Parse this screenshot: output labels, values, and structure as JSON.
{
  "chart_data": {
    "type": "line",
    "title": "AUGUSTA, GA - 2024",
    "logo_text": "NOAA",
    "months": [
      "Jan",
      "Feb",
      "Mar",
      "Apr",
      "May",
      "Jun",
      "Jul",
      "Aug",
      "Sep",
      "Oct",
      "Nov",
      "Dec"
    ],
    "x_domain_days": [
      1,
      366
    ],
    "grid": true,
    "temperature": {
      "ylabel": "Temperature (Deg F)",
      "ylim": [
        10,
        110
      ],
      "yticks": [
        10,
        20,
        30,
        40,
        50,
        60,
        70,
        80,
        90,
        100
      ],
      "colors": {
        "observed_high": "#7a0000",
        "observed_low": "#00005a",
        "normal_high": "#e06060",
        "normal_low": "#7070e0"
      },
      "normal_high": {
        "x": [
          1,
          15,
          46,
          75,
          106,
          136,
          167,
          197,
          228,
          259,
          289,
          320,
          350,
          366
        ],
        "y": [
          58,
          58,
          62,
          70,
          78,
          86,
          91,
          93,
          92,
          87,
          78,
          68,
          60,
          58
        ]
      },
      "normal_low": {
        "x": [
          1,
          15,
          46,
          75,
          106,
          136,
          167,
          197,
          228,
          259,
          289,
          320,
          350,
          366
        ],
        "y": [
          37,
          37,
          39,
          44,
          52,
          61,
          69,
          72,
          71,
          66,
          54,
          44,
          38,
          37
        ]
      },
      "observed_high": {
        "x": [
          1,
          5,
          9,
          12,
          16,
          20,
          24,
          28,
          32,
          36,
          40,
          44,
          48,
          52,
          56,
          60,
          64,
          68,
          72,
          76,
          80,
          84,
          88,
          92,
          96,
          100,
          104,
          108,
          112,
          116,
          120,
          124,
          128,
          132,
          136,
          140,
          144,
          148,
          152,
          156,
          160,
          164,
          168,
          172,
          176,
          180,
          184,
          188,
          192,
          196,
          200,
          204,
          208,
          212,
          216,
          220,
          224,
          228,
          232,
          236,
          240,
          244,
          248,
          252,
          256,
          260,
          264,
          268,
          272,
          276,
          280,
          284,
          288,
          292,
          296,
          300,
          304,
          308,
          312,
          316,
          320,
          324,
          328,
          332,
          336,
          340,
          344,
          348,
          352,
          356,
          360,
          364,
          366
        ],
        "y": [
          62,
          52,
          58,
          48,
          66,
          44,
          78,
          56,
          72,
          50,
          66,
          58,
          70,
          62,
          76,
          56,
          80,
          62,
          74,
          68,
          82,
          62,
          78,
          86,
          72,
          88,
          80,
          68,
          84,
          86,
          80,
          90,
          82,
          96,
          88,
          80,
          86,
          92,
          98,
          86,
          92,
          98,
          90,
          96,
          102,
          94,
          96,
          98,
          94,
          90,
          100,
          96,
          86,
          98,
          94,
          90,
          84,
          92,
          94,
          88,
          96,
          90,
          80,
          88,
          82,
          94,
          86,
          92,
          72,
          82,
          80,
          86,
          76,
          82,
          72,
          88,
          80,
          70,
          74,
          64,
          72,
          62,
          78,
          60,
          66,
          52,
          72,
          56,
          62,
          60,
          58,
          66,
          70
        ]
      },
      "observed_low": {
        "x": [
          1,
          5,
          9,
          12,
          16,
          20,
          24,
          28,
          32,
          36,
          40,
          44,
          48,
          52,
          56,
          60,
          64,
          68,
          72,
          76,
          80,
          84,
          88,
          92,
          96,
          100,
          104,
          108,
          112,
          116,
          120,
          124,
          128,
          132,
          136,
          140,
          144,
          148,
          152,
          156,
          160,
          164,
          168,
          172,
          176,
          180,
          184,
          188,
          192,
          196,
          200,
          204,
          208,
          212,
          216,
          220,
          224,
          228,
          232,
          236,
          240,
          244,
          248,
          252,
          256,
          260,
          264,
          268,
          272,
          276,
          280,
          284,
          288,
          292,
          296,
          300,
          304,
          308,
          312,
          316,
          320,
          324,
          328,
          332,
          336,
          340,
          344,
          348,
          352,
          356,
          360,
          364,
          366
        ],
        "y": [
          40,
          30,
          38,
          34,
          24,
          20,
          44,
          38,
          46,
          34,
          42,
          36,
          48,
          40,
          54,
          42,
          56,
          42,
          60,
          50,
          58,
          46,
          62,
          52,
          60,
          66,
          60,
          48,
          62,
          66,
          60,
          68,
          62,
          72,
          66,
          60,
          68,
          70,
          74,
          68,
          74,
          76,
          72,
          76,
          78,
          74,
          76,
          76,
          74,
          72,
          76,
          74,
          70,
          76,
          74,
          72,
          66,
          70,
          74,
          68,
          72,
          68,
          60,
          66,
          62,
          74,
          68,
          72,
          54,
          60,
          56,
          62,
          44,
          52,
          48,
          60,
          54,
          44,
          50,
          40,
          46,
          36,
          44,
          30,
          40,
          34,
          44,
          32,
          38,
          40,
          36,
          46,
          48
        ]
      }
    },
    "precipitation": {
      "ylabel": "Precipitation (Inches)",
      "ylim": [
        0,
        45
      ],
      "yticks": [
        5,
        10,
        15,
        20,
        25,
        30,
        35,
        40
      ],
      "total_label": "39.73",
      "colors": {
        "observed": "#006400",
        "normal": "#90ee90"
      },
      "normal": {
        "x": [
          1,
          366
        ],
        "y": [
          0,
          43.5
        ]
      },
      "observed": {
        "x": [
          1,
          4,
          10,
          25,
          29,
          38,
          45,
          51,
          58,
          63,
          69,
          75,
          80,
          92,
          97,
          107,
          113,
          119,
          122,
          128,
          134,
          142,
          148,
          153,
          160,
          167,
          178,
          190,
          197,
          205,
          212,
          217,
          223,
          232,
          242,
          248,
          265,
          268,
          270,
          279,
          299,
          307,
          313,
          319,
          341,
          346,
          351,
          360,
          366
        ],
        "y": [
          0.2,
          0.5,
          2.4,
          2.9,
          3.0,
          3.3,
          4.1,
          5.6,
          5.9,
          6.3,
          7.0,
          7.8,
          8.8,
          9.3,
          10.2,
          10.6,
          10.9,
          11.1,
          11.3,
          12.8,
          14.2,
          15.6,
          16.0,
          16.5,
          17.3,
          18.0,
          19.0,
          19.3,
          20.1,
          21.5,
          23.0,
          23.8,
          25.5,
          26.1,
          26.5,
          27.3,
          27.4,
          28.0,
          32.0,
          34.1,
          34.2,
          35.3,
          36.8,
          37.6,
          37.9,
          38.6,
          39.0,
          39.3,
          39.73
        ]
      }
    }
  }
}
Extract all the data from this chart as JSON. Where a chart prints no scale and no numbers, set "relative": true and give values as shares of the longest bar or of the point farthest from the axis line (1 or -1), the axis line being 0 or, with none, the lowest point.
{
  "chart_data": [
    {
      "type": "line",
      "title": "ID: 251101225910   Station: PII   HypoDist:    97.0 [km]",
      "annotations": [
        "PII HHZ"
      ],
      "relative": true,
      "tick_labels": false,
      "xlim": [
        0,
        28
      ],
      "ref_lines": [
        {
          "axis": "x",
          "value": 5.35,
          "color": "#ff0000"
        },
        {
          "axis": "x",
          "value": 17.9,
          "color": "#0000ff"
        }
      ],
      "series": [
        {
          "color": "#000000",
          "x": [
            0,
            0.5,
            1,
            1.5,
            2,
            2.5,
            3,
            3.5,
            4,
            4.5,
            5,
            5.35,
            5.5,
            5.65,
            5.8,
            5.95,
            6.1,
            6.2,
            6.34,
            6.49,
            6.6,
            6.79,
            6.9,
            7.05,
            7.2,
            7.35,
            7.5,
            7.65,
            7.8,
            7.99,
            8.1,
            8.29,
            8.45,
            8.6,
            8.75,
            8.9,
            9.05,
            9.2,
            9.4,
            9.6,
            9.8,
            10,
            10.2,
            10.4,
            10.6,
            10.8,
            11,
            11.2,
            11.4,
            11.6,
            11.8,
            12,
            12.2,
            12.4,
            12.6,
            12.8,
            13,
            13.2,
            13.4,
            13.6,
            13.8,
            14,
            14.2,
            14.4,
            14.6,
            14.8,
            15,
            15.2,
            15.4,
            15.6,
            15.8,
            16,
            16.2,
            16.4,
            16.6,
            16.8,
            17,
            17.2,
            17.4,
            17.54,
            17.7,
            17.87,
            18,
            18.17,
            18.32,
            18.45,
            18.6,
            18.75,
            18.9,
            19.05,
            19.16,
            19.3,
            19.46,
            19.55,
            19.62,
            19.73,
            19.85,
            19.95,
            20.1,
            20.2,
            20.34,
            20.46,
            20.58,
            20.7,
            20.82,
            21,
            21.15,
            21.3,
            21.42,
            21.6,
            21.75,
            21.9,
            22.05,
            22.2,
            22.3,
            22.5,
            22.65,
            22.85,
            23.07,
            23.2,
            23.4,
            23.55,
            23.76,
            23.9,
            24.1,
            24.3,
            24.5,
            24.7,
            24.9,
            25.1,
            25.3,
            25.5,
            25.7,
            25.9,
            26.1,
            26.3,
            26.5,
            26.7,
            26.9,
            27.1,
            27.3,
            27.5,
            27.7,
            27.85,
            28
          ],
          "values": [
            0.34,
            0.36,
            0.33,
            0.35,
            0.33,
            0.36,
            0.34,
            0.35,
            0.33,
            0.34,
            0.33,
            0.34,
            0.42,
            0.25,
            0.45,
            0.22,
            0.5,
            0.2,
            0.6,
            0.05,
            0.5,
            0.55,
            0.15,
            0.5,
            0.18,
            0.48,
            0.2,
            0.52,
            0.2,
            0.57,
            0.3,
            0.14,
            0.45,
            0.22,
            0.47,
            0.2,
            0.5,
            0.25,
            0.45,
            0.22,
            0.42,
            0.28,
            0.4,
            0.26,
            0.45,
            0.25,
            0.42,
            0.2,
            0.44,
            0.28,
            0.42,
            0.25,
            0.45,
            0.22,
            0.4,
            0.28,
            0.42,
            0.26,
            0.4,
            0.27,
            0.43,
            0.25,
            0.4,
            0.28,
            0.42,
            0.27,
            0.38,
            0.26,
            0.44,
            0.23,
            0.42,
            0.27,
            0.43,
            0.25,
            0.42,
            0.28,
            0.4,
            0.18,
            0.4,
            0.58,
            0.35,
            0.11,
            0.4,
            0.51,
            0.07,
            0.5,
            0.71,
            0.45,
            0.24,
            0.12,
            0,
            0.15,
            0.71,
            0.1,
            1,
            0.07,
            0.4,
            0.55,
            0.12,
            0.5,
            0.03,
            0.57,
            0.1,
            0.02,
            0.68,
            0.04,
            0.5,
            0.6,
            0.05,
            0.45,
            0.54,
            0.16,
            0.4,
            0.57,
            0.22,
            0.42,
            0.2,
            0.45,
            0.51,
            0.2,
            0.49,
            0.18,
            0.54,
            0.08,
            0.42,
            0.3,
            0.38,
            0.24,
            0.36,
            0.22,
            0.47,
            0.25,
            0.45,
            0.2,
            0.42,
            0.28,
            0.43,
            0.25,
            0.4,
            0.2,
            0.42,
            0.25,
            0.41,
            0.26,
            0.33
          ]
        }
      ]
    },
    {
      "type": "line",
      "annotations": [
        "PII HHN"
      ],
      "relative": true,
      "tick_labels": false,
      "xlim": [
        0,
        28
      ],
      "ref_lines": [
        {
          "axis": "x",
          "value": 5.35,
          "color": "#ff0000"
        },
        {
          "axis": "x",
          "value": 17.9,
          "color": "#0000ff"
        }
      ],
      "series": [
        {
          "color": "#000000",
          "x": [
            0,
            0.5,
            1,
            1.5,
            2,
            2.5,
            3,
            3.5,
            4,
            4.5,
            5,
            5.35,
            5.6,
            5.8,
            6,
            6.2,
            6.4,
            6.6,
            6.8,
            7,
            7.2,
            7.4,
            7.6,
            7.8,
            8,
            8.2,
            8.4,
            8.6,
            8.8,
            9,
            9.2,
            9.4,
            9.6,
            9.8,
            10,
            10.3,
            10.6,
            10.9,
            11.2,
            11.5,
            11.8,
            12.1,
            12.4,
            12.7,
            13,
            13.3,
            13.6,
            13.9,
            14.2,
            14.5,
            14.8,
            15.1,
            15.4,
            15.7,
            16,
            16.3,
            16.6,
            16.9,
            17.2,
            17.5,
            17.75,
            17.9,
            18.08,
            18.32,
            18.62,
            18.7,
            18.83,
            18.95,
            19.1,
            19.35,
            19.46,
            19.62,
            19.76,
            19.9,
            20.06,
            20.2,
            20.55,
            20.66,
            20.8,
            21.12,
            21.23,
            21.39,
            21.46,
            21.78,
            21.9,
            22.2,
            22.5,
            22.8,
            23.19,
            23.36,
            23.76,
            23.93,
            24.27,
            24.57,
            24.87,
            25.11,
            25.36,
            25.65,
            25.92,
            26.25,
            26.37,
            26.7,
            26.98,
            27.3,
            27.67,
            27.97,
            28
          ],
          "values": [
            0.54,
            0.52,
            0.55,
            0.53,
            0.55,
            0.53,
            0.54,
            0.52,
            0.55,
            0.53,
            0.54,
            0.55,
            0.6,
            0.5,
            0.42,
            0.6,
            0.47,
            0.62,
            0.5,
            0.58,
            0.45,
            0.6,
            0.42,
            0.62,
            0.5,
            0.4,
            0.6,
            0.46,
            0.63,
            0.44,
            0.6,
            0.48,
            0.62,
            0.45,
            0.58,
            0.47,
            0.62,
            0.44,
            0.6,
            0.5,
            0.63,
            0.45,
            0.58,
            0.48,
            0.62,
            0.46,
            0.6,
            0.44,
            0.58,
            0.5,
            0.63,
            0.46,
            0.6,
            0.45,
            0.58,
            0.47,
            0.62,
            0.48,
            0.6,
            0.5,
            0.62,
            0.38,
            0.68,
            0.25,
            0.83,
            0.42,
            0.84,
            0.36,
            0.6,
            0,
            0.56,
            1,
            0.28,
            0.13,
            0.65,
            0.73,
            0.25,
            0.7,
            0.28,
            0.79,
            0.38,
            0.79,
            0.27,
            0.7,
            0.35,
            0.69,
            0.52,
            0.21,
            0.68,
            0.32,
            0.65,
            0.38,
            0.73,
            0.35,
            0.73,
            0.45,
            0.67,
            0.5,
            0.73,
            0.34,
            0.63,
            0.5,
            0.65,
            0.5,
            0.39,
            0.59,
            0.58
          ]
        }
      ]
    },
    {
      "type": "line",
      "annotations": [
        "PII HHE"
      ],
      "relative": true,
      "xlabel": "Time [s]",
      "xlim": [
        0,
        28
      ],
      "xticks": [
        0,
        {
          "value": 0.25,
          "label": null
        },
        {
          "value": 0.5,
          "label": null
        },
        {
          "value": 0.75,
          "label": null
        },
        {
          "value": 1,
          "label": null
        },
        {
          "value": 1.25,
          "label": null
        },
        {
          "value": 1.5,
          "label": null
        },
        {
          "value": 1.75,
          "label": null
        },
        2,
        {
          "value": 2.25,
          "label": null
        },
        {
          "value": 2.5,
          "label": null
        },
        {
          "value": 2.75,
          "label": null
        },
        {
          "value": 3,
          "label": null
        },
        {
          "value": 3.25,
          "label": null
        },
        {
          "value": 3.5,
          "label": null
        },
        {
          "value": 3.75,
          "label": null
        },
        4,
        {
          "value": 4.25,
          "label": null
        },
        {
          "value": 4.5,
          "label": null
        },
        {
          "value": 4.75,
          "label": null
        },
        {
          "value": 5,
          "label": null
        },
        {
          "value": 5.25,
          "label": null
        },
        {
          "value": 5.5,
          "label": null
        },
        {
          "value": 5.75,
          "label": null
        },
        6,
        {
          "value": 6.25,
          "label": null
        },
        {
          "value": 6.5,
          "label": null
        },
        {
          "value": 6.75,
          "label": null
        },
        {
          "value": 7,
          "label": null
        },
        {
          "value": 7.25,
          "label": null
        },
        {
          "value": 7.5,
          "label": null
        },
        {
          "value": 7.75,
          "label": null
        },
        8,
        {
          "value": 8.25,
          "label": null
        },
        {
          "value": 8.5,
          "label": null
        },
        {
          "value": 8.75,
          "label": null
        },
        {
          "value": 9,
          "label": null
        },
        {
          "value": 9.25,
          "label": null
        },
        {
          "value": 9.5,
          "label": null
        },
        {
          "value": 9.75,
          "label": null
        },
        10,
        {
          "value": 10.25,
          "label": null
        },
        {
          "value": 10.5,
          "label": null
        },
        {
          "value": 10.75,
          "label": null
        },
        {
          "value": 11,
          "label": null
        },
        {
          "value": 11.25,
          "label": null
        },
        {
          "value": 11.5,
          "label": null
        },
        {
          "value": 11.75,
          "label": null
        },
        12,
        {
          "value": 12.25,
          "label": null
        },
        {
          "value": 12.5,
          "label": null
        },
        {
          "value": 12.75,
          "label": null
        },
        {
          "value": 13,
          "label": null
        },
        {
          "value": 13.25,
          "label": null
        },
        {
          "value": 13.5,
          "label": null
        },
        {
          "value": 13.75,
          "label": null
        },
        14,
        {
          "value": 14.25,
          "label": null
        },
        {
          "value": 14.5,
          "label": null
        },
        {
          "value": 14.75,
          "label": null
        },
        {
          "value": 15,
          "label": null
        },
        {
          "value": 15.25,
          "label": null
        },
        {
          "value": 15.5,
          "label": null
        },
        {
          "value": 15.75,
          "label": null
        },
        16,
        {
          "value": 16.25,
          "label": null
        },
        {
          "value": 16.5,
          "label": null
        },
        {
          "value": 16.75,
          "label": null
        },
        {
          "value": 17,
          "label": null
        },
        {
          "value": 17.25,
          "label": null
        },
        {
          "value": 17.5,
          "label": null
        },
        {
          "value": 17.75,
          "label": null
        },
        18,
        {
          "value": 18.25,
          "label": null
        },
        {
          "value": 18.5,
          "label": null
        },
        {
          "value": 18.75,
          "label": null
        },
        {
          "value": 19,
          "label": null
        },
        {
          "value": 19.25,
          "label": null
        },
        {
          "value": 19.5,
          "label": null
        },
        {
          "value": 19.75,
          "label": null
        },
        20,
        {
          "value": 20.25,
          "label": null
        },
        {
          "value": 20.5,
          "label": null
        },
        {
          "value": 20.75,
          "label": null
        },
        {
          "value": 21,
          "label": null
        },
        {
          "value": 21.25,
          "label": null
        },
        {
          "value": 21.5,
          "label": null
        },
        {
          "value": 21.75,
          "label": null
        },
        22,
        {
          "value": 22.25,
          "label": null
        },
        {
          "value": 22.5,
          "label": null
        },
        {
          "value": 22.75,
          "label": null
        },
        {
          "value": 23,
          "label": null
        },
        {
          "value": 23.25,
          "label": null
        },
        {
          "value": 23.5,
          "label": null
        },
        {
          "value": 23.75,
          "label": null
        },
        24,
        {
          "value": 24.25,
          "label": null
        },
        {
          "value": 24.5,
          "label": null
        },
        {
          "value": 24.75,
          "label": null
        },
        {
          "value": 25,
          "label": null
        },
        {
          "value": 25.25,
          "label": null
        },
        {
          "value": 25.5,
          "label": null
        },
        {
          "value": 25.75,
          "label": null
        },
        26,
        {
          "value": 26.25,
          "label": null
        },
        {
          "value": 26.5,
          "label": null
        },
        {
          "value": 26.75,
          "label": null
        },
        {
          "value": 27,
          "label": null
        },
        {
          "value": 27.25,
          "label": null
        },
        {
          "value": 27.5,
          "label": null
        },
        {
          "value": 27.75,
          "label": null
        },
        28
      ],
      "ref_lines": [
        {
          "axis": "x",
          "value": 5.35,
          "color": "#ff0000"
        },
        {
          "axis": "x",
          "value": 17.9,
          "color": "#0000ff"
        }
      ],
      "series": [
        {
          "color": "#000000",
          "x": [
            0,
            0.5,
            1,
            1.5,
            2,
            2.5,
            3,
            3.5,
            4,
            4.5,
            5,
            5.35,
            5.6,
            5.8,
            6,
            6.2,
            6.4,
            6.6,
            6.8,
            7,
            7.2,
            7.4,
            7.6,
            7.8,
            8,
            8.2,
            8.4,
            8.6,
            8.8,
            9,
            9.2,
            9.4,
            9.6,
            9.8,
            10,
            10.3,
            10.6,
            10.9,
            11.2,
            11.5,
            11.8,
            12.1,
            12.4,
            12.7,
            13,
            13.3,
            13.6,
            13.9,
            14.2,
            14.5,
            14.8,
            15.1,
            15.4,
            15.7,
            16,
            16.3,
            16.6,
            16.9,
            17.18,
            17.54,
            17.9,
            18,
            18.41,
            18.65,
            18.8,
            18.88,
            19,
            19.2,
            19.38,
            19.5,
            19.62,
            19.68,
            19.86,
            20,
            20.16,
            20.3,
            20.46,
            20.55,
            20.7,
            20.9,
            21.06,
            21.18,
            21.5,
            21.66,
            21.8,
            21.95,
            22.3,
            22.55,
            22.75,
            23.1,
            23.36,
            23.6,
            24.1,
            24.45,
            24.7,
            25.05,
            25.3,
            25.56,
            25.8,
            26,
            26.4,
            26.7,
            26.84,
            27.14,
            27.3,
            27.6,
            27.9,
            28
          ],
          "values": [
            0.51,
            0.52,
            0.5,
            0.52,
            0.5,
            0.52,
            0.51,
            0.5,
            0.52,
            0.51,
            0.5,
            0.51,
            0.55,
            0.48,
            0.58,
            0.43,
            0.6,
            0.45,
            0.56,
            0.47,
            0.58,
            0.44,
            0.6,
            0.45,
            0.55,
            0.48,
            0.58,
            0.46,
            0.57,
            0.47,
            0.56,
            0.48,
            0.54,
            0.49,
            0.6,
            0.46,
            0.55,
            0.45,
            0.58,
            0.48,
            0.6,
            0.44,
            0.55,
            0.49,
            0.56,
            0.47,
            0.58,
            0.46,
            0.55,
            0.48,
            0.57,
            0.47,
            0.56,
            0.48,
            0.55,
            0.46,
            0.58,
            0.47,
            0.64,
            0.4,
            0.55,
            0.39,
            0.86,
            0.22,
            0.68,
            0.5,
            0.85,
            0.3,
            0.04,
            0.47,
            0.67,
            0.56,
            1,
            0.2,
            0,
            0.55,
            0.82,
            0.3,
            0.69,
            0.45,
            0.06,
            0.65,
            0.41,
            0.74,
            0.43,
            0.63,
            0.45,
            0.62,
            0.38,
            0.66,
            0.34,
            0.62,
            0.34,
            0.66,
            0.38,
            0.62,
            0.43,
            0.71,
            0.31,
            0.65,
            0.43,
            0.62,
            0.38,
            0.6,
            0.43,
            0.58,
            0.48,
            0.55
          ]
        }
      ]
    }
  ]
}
....
#### THE PROBLEM
Search the records above for "this". Copy each line where it is found.

#### THE OUTPUT
Parse this screenshot: output labels, values, and structure as JSON.
Extract all the data from this chart as JSON. Where a chart prints no scale and no numbers, set "relative": true and give values as shares of the longest bar or of the point farthest from the axis line (1 or -1), the axis line being 0 or, with none, the lowest point.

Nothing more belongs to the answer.